Print the data below line for line, with no changes.

§ Data for this task
-- start --

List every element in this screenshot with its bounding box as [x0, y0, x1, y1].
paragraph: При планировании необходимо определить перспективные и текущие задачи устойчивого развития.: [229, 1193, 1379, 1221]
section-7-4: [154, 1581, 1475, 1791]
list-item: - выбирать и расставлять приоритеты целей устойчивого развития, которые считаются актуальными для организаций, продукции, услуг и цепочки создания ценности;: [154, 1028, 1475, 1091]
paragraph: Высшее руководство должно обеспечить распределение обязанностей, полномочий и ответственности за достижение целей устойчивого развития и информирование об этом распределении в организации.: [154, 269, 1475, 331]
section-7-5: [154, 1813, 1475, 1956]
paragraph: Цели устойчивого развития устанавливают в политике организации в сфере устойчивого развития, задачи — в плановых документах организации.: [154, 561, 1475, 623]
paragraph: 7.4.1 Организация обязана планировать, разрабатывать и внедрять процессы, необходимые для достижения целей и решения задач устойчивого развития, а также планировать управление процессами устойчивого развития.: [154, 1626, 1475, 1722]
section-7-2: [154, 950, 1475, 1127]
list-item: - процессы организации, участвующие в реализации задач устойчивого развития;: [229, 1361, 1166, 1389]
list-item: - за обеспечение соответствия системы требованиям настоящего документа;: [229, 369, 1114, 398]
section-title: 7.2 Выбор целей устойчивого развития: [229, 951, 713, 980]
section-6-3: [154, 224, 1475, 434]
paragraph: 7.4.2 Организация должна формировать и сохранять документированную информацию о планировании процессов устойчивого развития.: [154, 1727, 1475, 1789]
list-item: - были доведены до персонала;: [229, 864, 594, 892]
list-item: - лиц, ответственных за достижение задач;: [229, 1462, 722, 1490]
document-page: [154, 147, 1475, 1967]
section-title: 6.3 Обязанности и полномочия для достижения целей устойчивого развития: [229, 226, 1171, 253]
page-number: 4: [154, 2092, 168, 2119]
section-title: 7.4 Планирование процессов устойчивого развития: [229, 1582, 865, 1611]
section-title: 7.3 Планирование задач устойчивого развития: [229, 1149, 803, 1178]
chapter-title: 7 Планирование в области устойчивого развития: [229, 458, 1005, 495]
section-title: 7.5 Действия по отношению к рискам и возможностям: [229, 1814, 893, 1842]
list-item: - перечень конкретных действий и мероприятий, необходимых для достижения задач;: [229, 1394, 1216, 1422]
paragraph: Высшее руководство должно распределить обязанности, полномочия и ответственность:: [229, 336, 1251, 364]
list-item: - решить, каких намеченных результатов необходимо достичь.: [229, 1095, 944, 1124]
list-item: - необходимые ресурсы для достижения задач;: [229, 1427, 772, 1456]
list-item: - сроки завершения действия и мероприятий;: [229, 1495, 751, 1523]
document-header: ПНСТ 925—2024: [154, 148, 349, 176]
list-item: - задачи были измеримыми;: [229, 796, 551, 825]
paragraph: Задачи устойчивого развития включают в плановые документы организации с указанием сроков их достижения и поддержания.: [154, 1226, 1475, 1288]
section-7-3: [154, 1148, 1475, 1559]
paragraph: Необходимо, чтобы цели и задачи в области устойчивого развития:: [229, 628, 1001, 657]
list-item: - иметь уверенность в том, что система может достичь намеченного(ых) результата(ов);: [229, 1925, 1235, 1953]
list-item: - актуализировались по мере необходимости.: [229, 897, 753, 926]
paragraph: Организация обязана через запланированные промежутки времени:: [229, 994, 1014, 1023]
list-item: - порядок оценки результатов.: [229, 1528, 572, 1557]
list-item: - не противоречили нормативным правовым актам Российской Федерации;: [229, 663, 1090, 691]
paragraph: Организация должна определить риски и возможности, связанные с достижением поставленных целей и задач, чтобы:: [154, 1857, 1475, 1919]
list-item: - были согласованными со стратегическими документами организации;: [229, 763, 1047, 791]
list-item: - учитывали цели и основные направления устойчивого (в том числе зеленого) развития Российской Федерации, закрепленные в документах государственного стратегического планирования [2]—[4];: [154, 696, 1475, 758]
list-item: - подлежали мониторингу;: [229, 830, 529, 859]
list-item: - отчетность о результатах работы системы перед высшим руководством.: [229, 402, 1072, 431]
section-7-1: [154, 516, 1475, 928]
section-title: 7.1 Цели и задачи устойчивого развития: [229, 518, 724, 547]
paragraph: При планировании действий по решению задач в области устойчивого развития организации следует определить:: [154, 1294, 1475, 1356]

-- end --

§ Answer for this exercise
List every element in this screenshot with its bounding box as [x0, y0, x1, y1].
paragraph: При планировании необходимо определить перспективные и текущие задачи устойчивого развития.: [229, 1193, 1379, 1221]
section-7-4: [154, 1581, 1475, 1791]
list-item: - выбирать и расставлять приоритеты целей устойчивого развития, которые считаются актуальными для организаций, продукции, услуг и цепочки создания ценности;: [154, 1028, 1475, 1091]
paragraph: Высшее руководство должно обеспечить распределение обязанностей, полномочий и ответственности за достижение целей устойчивого развития и информирование об этом распределении в организации.: [154, 269, 1475, 331]
section-7-5: [154, 1813, 1475, 1956]
paragraph: Цели устойчивого развития устанавливают в политике организации в сфере устойчивого развития, задачи — в плановых документах организации.: [154, 561, 1475, 623]
paragraph: 7.4.1 Организация обязана планировать, разрабатывать и внедрять процессы, необходимые для достижения целей и решения задач устойчивого развития, а также планировать управление процессами устойчивого развития.: [154, 1626, 1475, 1722]
section-7-2: [154, 950, 1475, 1127]
list-item: - процессы организации, участвующие в реализации задач устойчивого развития;: [229, 1361, 1166, 1389]
list-item: - за обеспечение соответствия системы требованиям настоящего документа;: [229, 369, 1114, 398]
section-title: 7.2 Выбор целей устойчивого развития: [229, 951, 713, 980]
section-6-3: [154, 224, 1475, 434]
paragraph: 7.4.2 Организация должна формировать и сохранять документированную информацию о планировании процессов устойчивого развития.: [154, 1727, 1475, 1789]
list-item: - были доведены до персонала;: [229, 864, 594, 892]
list-item: - лиц, ответственных за достижение задач;: [229, 1462, 722, 1490]
document-page: [154, 147, 1475, 1967]
section-title: 6.3 Обязанности и полномочия для достижения целей устойчивого развития: [229, 226, 1171, 253]
page-number: 4: [154, 2092, 168, 2119]
section-title: 7.4 Планирование процессов устойчивого развития: [229, 1582, 865, 1611]
section-title: 7.3 Планирование задач устойчивого развития: [229, 1149, 803, 1178]
chapter-title: 7 Планирование в области устойчивого развития: [229, 458, 1005, 495]
section-title: 7.5 Действия по отношению к рискам и возможностям: [229, 1814, 893, 1842]
list-item: - перечень конкретных действий и мероприятий, необходимых для достижения задач;: [229, 1394, 1216, 1422]
paragraph: Высшее руководство должно распределить обязанности, полномочия и ответственность:: [229, 336, 1251, 364]
list-item: - решить, каких намеченных результатов необходимо достичь.: [229, 1095, 944, 1124]
list-item: - необходимые ресурсы для достижения задач;: [229, 1427, 772, 1456]
list-item: - сроки завершения действия и мероприятий;: [229, 1495, 751, 1523]
document-header: ПНСТ 925—2024: [154, 148, 349, 176]
list-item: - задачи были измеримыми;: [229, 796, 551, 825]
paragraph: Задачи устойчивого развития включают в плановые документы организации с указанием сроков их достижения и поддержания.: [154, 1226, 1475, 1288]
section-7-3: [154, 1148, 1475, 1559]
paragraph: Необходимо, чтобы цели и задачи в области устойчивого развития:: [229, 628, 1001, 657]
list-item: - иметь уверенность в том, что система может достичь намеченного(ых) результата(ов);: [229, 1925, 1235, 1953]
list-item: - актуализировались по мере необходимости.: [229, 897, 753, 926]
paragraph: Организация обязана через запланированные промежутки времени:: [229, 994, 1014, 1023]
list-item: - порядок оценки результатов.: [229, 1528, 572, 1557]
list-item: - не противоречили нормативным правовым актам Российской Федерации;: [229, 663, 1090, 691]
paragraph: Организация должна определить риски и возможности, связанные с достижением поставленных целей и задач, чтобы:: [154, 1857, 1475, 1919]
list-item: - были согласованными со стратегическими документами организации;: [229, 763, 1047, 791]
list-item: - учитывали цели и основные направления устойчивого (в том числе зеленого) развития Российской Федерации, закрепленные в документах государственного стратегического планирования [2]—[4];: [154, 696, 1475, 758]
list-item: - подлежали мониторингу;: [229, 830, 529, 859]
list-item: - отчетность о результатах работы системы перед высшим руководством.: [229, 402, 1072, 431]
section-7-1: [154, 516, 1475, 928]
section-title: 7.1 Цели и задачи устойчивого развития: [229, 518, 724, 547]
paragraph: При планировании действий по решению задач в области устойчивого развития организации следует определить:: [154, 1294, 1475, 1356]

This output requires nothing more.